--- REQUEST ---
Will you transcribe the entries that follow, exactly and in full?

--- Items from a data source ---

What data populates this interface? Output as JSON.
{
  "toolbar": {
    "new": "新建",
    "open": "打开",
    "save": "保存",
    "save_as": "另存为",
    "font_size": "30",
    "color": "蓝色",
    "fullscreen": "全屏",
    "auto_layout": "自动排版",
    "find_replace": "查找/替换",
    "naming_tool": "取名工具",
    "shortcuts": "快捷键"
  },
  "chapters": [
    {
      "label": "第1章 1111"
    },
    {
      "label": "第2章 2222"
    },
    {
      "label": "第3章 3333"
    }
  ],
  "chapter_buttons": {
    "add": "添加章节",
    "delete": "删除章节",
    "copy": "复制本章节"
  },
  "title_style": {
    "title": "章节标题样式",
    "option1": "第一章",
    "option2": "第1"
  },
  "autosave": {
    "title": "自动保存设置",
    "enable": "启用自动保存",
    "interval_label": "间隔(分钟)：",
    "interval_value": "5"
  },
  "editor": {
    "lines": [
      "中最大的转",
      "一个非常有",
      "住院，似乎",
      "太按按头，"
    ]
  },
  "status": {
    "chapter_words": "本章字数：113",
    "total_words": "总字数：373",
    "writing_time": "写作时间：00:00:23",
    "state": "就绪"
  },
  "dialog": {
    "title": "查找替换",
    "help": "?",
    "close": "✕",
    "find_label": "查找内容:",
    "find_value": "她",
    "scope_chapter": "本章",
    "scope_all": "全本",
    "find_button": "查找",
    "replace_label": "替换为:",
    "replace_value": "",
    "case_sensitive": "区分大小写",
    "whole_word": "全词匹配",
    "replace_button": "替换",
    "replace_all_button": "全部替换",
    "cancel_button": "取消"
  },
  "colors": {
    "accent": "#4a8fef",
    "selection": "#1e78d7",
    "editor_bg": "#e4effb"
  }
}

--- FULL ANSWER ---
What data populates this interface? Output as JSON.
{
  "toolbar": {
    "new": "新建",
    "open": "打开",
    "save": "保存",
    "save_as": "另存为",
    "font_size": "30",
    "color": "蓝色",
    "fullscreen": "全屏",
    "auto_layout": "自动排版",
    "find_replace": "查找/替换",
    "naming_tool": "取名工具",
    "shortcuts": "快捷键"
  },
  "chapters": [
    {
      "label": "第1章 1111"
    },
    {
      "label": "第2章 2222"
    },
    {
      "label": "第3章 3333"
    }
  ],
  "chapter_buttons": {
    "add": "添加章节",
    "delete": "删除章节",
    "copy": "复制本章节"
  },
  "title_style": {
    "title": "章节标题样式",
    "option1": "第一章",
    "option2": "第1"
  },
  "autosave": {
    "title": "自动保存设置",
    "enable": "启用自动保存",
    "interval_label": "间隔(分钟)：",
    "interval_value": "5"
  },
  "editor": {
    "lines": [
      "中最大的转",
      "一个非常有",
      "住院，似乎",
      "太按按头，"
    ]
  },
  "status": {
    "chapter_words": "本章字数：113",
    "total_words": "总字数：373",
    "writing_time": "写作时间：00:00:23",
    "state": "就绪"
  },
  "dialog": {
    "title": "查找替换",
    "help": "?",
    "close": "✕",
    "find_label": "查找内容:",
    "find_value": "她",
    "scope_chapter": "本章",
    "scope_all": "全本",
    "find_button": "查找",
    "replace_label": "替换为:",
    "replace_value": "",
    "case_sensitive": "区分大小写",
    "whole_word": "全词匹配",
    "replace_button": "替换",
    "replace_all_button": "全部替换",
    "cancel_button": "取消"
  },
  "colors": {
    "accent": "#4a8fef",
    "selection": "#1e78d7",
    "editor_bg": "#e4effb"
  }
}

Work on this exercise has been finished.